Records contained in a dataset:
• • • •

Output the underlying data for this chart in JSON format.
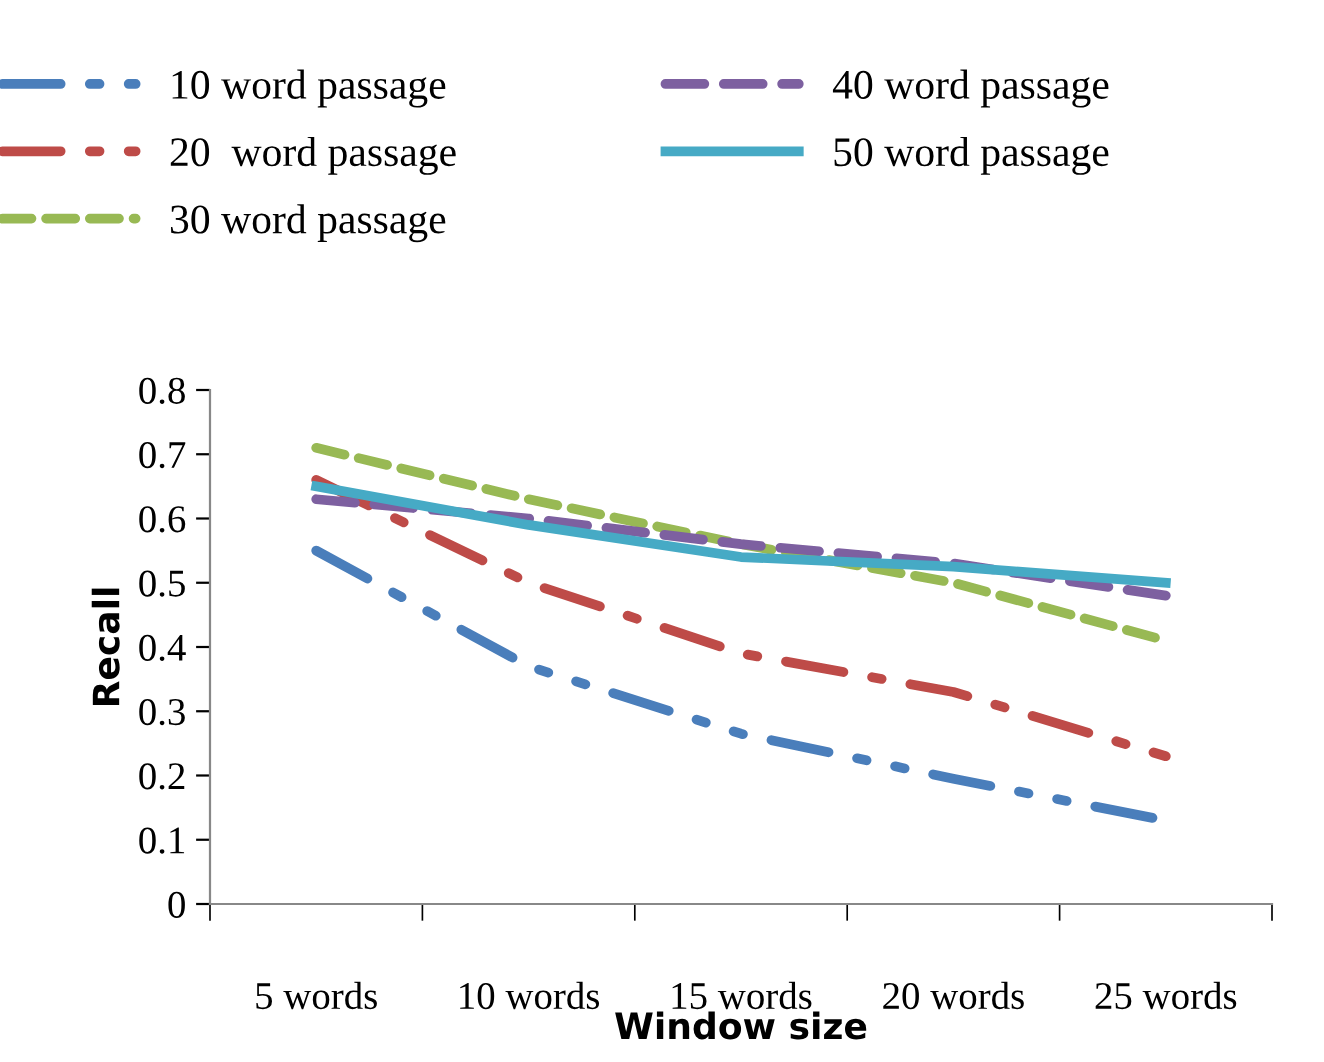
{
  "chart_data": {
    "type": "line",
    "xlabel": "Window size",
    "ylabel": "Recall",
    "categories": [
      "5 words",
      "10 words",
      "15 words",
      "20 words",
      "25 words"
    ],
    "series": [
      {
        "name": "10 word passage",
        "color": "#4a7ebb",
        "line_style": "dashdotdot",
        "values": [
          0.55,
          0.37,
          0.265,
          0.195,
          0.13
        ]
      },
      {
        "name": "20  word passage",
        "color": "#be4b48",
        "line_style": "dashdot",
        "values": [
          0.66,
          0.5,
          0.39,
          0.33,
          0.23
        ]
      },
      {
        "name": "30 word passage",
        "color": "#98b954",
        "line_style": "dashed",
        "values": [
          0.71,
          0.63,
          0.56,
          0.5,
          0.41
        ]
      },
      {
        "name": "40 word passage",
        "color": "#7d60a0",
        "line_style": "longdash",
        "values": [
          0.63,
          0.6,
          0.56,
          0.53,
          0.48
        ]
      },
      {
        "name": "50 word passage",
        "color": "#46aac5",
        "line_style": "solid",
        "values": [
          0.65,
          0.59,
          0.54,
          0.525,
          0.5
        ]
      }
    ],
    "ylim": [
      0,
      0.8
    ],
    "yticks": [
      0,
      0.1,
      0.2,
      0.3,
      0.4,
      0.5,
      0.6,
      0.7,
      0.8
    ],
    "grid": false,
    "legend": "top",
    "marker": "none"
  }
}
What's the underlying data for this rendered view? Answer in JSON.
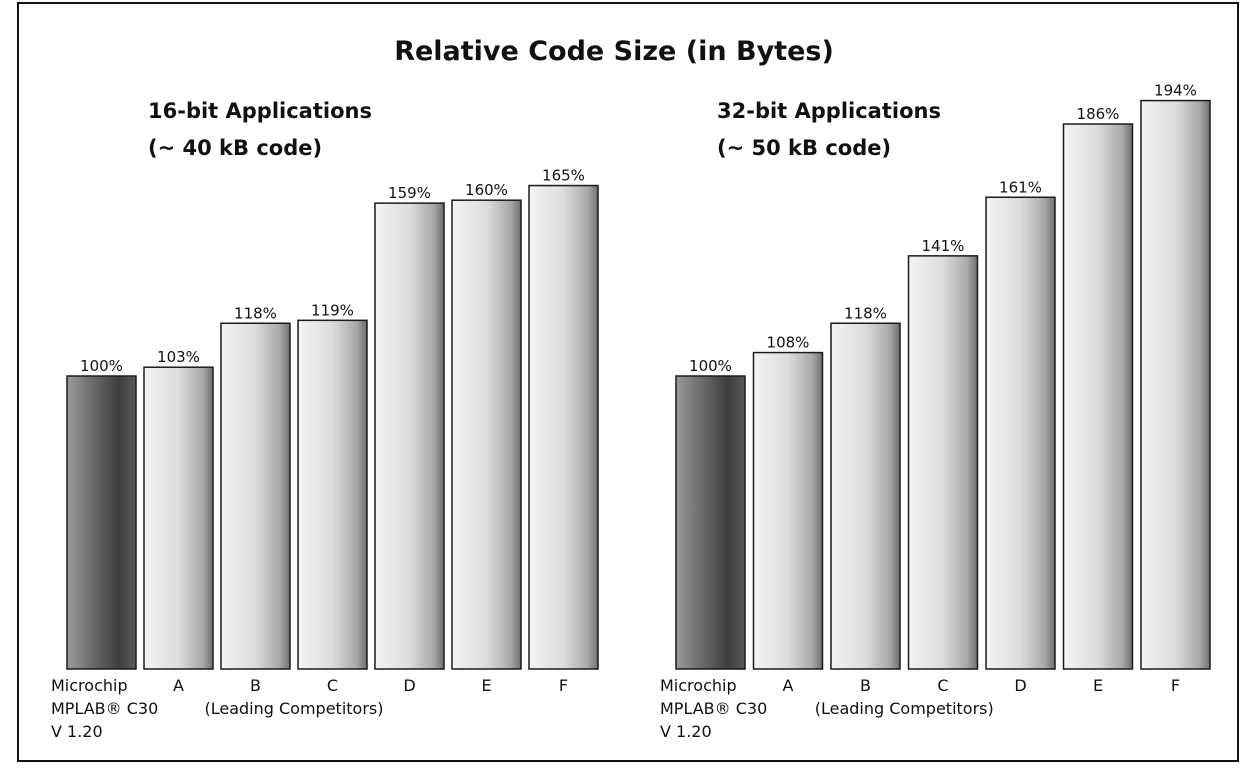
{
  "title": "Relative Code Size (in Bytes)",
  "chart_data": [
    {
      "type": "bar",
      "title": "16-bit Applications",
      "subtitle": "(~ 40 kB code)",
      "categories": [
        "Microchip",
        "A",
        "B",
        "C",
        "D",
        "E",
        "F"
      ],
      "values": [
        100,
        103,
        118,
        119,
        159,
        160,
        165
      ],
      "value_labels": [
        "100%",
        "103%",
        "118%",
        "119%",
        "159%",
        "160%",
        "165%"
      ],
      "first_bar_label_lines": [
        "MPLAB® C30",
        "V 1.20"
      ],
      "group_label": "(Leading Competitors)",
      "ylim": [
        0,
        200
      ],
      "grid": false,
      "colors": {
        "microchip": "#6a6a6a",
        "competitor": "#cfcfcf"
      }
    },
    {
      "type": "bar",
      "title": "32-bit Applications",
      "subtitle": "(~ 50 kB code)",
      "categories": [
        "Microchip",
        "A",
        "B",
        "C",
        "D",
        "E",
        "F"
      ],
      "values": [
        100,
        108,
        118,
        141,
        161,
        186,
        194
      ],
      "value_labels": [
        "100%",
        "108%",
        "118%",
        "141%",
        "161%",
        "186%",
        "194%"
      ],
      "first_bar_label_lines": [
        "MPLAB® C30",
        "V 1.20"
      ],
      "group_label": "(Leading Competitors)",
      "ylim": [
        0,
        200
      ],
      "grid": false,
      "colors": {
        "microchip": "#6a6a6a",
        "competitor": "#cfcfcf"
      }
    }
  ]
}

• • • •

INSTRUCTIONS TO FOLLOW: Each record above should be copied character for character, with pictures dropped.

TASK SOLUTION:
Output the underlying data for this chart in JSON format.
{
  "chart_data": {
    "type": "line",
    "xlabel": "Window size",
    "ylabel": "Recall",
    "categories": [
      "5 words",
      "10 words",
      "15 words",
      "20 words",
      "25 words"
    ],
    "series": [
      {
        "name": "10 word passage",
        "color": "#4a7ebb",
        "line_style": "dashdotdot",
        "values": [
          0.55,
          0.37,
          0.265,
          0.195,
          0.13
        ]
      },
      {
        "name": "20  word passage",
        "color": "#be4b48",
        "line_style": "dashdot",
        "values": [
          0.66,
          0.5,
          0.39,
          0.33,
          0.23
        ]
      },
      {
        "name": "30 word passage",
        "color": "#98b954",
        "line_style": "dashed",
        "values": [
          0.71,
          0.63,
          0.56,
          0.5,
          0.41
        ]
      },
      {
        "name": "40 word passage",
        "color": "#7d60a0",
        "line_style": "longdash",
        "values": [
          0.63,
          0.6,
          0.56,
          0.53,
          0.48
        ]
      },
      {
        "name": "50 word passage",
        "color": "#46aac5",
        "line_style": "solid",
        "values": [
          0.65,
          0.59,
          0.54,
          0.525,
          0.5
        ]
      }
    ],
    "ylim": [
      0,
      0.8
    ],
    "yticks": [
      0,
      0.1,
      0.2,
      0.3,
      0.4,
      0.5,
      0.6,
      0.7,
      0.8
    ],
    "grid": false,
    "legend": "top",
    "marker": "none"
  }
}
What's the underlying data for this rendered view? Answer in JSON.
{
  "title": "Relative Code Size (in Bytes)",
  "chart_data": [
    {
      "type": "bar",
      "title": "16-bit Applications",
      "subtitle": "(~ 40 kB code)",
      "categories": [
        "Microchip",
        "A",
        "B",
        "C",
        "D",
        "E",
        "F"
      ],
      "values": [
        100,
        103,
        118,
        119,
        159,
        160,
        165
      ],
      "value_labels": [
        "100%",
        "103%",
        "118%",
        "119%",
        "159%",
        "160%",
        "165%"
      ],
      "first_bar_label_lines": [
        "MPLAB® C30",
        "V 1.20"
      ],
      "group_label": "(Leading Competitors)",
      "ylim": [
        0,
        200
      ],
      "grid": false,
      "colors": {
        "microchip": "#6a6a6a",
        "competitor": "#cfcfcf"
      }
    },
    {
      "type": "bar",
      "title": "32-bit Applications",
      "subtitle": "(~ 50 kB code)",
      "categories": [
        "Microchip",
        "A",
        "B",
        "C",
        "D",
        "E",
        "F"
      ],
      "values": [
        100,
        108,
        118,
        141,
        161,
        186,
        194
      ],
      "value_labels": [
        "100%",
        "108%",
        "118%",
        "141%",
        "161%",
        "186%",
        "194%"
      ],
      "first_bar_label_lines": [
        "MPLAB® C30",
        "V 1.20"
      ],
      "group_label": "(Leading Competitors)",
      "ylim": [
        0,
        200
      ],
      "grid": false,
      "colors": {
        "microchip": "#6a6a6a",
        "competitor": "#cfcfcf"
      }
    }
  ]
}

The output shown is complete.